[Available records]
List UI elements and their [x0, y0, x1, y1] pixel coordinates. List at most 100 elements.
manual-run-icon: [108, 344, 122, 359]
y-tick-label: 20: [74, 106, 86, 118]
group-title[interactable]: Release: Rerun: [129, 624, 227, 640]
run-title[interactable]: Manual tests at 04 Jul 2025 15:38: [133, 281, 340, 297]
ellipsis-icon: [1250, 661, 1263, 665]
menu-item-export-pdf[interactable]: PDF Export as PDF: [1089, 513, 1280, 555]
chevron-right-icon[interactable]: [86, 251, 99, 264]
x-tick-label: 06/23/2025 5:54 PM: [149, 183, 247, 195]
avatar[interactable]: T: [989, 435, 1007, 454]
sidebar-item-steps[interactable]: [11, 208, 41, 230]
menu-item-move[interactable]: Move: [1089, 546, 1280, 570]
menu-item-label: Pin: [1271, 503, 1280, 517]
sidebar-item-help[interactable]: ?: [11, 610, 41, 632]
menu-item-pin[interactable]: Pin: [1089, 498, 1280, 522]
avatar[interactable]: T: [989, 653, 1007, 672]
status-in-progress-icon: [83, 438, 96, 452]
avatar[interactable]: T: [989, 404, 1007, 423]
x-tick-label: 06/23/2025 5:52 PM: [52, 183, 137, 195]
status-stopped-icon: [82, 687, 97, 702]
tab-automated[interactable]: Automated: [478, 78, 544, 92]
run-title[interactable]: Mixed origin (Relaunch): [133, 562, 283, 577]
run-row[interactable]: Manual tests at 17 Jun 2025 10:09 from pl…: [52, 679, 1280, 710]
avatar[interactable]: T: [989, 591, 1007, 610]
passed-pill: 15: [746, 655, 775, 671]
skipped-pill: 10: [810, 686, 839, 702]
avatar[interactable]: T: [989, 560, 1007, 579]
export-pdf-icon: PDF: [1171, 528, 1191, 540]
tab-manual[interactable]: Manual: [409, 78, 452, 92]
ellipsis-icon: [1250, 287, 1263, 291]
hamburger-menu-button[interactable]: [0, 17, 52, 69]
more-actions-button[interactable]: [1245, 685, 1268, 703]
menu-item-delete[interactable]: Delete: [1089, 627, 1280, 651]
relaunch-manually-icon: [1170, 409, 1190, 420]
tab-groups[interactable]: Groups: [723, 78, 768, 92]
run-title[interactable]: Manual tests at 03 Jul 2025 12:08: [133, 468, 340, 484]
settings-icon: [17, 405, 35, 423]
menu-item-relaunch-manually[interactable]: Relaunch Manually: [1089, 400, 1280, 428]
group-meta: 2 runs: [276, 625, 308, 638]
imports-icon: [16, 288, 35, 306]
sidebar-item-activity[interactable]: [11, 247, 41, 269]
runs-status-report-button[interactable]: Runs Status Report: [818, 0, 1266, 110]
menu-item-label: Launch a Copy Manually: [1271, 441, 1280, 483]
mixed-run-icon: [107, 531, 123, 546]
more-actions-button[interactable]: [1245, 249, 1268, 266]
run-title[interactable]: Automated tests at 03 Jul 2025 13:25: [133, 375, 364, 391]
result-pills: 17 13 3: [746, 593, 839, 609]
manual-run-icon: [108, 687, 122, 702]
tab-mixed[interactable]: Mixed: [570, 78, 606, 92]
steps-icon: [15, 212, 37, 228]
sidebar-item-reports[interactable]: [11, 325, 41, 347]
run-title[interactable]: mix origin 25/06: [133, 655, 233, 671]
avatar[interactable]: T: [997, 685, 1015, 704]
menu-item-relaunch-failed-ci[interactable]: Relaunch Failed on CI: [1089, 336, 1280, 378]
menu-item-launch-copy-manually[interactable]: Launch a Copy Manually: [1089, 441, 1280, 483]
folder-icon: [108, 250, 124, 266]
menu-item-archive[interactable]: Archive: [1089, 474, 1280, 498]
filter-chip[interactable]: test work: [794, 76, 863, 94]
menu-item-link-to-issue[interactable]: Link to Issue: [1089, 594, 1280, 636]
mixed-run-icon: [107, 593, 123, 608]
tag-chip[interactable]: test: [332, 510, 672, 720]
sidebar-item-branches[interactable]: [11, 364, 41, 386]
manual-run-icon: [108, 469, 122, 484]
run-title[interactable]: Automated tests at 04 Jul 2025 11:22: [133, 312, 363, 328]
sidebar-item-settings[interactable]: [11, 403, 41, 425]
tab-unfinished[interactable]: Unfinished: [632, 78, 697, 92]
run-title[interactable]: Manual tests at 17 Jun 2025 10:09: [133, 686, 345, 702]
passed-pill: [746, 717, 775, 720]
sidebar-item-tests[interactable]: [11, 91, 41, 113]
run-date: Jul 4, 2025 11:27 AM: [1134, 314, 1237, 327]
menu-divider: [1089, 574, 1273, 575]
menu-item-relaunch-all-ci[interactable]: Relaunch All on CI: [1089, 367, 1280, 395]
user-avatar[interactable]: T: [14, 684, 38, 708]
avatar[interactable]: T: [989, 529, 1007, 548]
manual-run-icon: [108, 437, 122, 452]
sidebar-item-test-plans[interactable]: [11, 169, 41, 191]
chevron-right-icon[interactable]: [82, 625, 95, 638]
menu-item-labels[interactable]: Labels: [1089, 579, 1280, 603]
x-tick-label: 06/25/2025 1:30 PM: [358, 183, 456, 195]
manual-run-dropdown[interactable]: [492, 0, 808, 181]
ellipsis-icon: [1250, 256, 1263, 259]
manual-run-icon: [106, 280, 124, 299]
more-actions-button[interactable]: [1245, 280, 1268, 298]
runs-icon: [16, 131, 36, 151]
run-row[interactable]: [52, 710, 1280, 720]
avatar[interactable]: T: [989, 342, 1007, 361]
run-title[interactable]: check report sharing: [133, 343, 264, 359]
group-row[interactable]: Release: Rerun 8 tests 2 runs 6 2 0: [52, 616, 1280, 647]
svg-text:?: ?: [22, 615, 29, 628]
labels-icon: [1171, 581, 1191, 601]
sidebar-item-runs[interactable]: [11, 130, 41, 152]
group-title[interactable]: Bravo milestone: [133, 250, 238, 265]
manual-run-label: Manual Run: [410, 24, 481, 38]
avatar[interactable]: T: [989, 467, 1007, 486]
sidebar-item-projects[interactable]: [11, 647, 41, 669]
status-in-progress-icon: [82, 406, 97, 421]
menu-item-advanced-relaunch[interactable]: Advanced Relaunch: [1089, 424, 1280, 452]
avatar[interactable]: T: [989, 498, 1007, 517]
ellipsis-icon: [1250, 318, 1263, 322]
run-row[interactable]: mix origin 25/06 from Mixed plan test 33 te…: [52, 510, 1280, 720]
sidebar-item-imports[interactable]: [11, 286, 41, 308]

[Problem to work on]
Reproduce every line above verbatim, in its original order.

[Output of the exercise]
List UI elements and their [x0, y0, x1, y1] pixel coordinates. List at most 100 elements.
manual-run-icon: [108, 344, 122, 359]
y-tick-label: 20: [74, 106, 86, 118]
group-title[interactable]: Release: Rerun: [129, 624, 227, 640]
run-title[interactable]: Manual tests at 04 Jul 2025 15:38: [133, 281, 340, 297]
ellipsis-icon: [1250, 661, 1263, 665]
menu-item-export-pdf[interactable]: PDF Export as PDF: [1089, 513, 1280, 555]
chevron-right-icon[interactable]: [86, 251, 99, 264]
x-tick-label: 06/23/2025 5:54 PM: [149, 183, 247, 195]
avatar[interactable]: T: [989, 435, 1007, 454]
sidebar-item-steps[interactable]: [11, 208, 41, 230]
menu-item-move[interactable]: Move: [1089, 546, 1280, 570]
menu-item-label: Pin: [1271, 503, 1280, 517]
sidebar-item-help[interactable]: ?: [11, 610, 41, 632]
menu-item-pin[interactable]: Pin: [1089, 498, 1280, 522]
avatar[interactable]: T: [989, 653, 1007, 672]
status-in-progress-icon: [83, 438, 96, 452]
avatar[interactable]: T: [989, 404, 1007, 423]
x-tick-label: 06/23/2025 5:52 PM: [52, 183, 137, 195]
status-stopped-icon: [82, 687, 97, 702]
tab-automated[interactable]: Automated: [478, 78, 544, 92]
run-title[interactable]: Mixed origin (Relaunch): [133, 562, 283, 577]
run-row[interactable]: Manual tests at 17 Jun 2025 10:09 from pl…: [52, 679, 1280, 710]
avatar[interactable]: T: [989, 591, 1007, 610]
passed-pill: 15: [746, 655, 775, 671]
skipped-pill: 10: [810, 686, 839, 702]
avatar[interactable]: T: [989, 560, 1007, 579]
export-pdf-icon: PDF: [1171, 528, 1191, 540]
tab-manual[interactable]: Manual: [409, 78, 452, 92]
ellipsis-icon: [1250, 287, 1263, 291]
hamburger-menu-button[interactable]: [0, 17, 52, 69]
more-actions-button[interactable]: [1245, 685, 1268, 703]
menu-item-delete[interactable]: Delete: [1089, 627, 1280, 651]
relaunch-manually-icon: [1170, 409, 1190, 420]
tab-groups[interactable]: Groups: [723, 78, 768, 92]
run-title[interactable]: Manual tests at 03 Jul 2025 12:08: [133, 468, 340, 484]
settings-icon: [17, 405, 35, 423]
menu-item-relaunch-manually[interactable]: Relaunch Manually: [1089, 400, 1280, 428]
group-meta: 2 runs: [276, 625, 308, 638]
imports-icon: [16, 288, 35, 306]
sidebar-item-activity[interactable]: [11, 247, 41, 269]
runs-status-report-button[interactable]: Runs Status Report: [818, 0, 1266, 110]
menu-item-label: Launch a Copy Manually: [1271, 441, 1280, 483]
mixed-run-icon: [107, 531, 123, 546]
more-actions-button[interactable]: [1245, 249, 1268, 266]
run-title[interactable]: Automated tests at 03 Jul 2025 13:25: [133, 375, 364, 391]
result-pills: 17 13 3: [746, 593, 839, 609]
manual-run-icon: [108, 687, 122, 702]
tab-mixed[interactable]: Mixed: [570, 78, 606, 92]
steps-icon: [15, 212, 37, 228]
sidebar-item-reports[interactable]: [11, 325, 41, 347]
run-title[interactable]: mix origin 25/06: [133, 655, 233, 671]
avatar[interactable]: T: [997, 685, 1015, 704]
menu-item-relaunch-failed-ci[interactable]: Relaunch Failed on CI: [1089, 336, 1280, 378]
menu-item-launch-copy-manually[interactable]: Launch a Copy Manually: [1089, 441, 1280, 483]
folder-icon: [108, 250, 124, 266]
menu-item-archive[interactable]: Archive: [1089, 474, 1280, 498]
filter-chip[interactable]: test work: [794, 76, 863, 94]
menu-item-link-to-issue[interactable]: Link to Issue: [1089, 594, 1280, 636]
mixed-run-icon: [107, 593, 123, 608]
tag-chip[interactable]: test: [332, 510, 672, 720]
sidebar-item-branches[interactable]: [11, 364, 41, 386]
manual-run-icon: [108, 469, 122, 484]
run-title[interactable]: Automated tests at 04 Jul 2025 11:22: [133, 312, 363, 328]
sidebar-item-settings[interactable]: [11, 403, 41, 425]
tab-unfinished[interactable]: Unfinished: [632, 78, 697, 92]
run-title[interactable]: Manual tests at 17 Jun 2025 10:09: [133, 686, 345, 702]
passed-pill: [746, 717, 775, 720]
sidebar-item-tests[interactable]: [11, 91, 41, 113]
run-date: Jul 4, 2025 11:27 AM: [1134, 314, 1237, 327]
menu-divider: [1089, 574, 1273, 575]
menu-item-relaunch-all-ci[interactable]: Relaunch All on CI: [1089, 367, 1280, 395]
user-avatar[interactable]: T: [14, 684, 38, 708]
avatar[interactable]: T: [989, 529, 1007, 548]
manual-run-icon: [108, 437, 122, 452]
sidebar-item-test-plans[interactable]: [11, 169, 41, 191]
chevron-right-icon[interactable]: [82, 625, 95, 638]
menu-item-labels[interactable]: Labels: [1089, 579, 1280, 603]
x-tick-label: 06/25/2025 1:30 PM: [358, 183, 456, 195]
manual-run-dropdown[interactable]: [492, 0, 808, 181]
ellipsis-icon: [1250, 256, 1263, 259]
manual-run-icon: [106, 280, 124, 299]
more-actions-button[interactable]: [1245, 280, 1268, 298]
runs-icon: [16, 131, 36, 151]
run-row[interactable]: [52, 710, 1280, 720]
avatar[interactable]: T: [989, 342, 1007, 361]
run-title[interactable]: check report sharing: [133, 343, 264, 359]
group-row[interactable]: Release: Rerun 8 tests 2 runs 6 2 0: [52, 616, 1280, 647]
svg-text:?: ?: [22, 615, 29, 628]
labels-icon: [1171, 581, 1191, 601]
sidebar-item-runs[interactable]: [11, 130, 41, 152]
group-title[interactable]: Bravo milestone: [133, 250, 238, 265]
manual-run-label: Manual Run: [410, 24, 481, 38]
avatar[interactable]: T: [989, 467, 1007, 486]
sidebar-item-projects[interactable]: [11, 647, 41, 669]
status-in-progress-icon: [82, 406, 97, 421]
menu-item-advanced-relaunch[interactable]: Advanced Relaunch: [1089, 424, 1280, 452]
avatar[interactable]: T: [989, 498, 1007, 517]
ellipsis-icon: [1250, 318, 1263, 322]
run-row[interactable]: mix origin 25/06 from Mixed plan test 33 te…: [52, 510, 1280, 720]
sidebar-item-imports[interactable]: [11, 286, 41, 308]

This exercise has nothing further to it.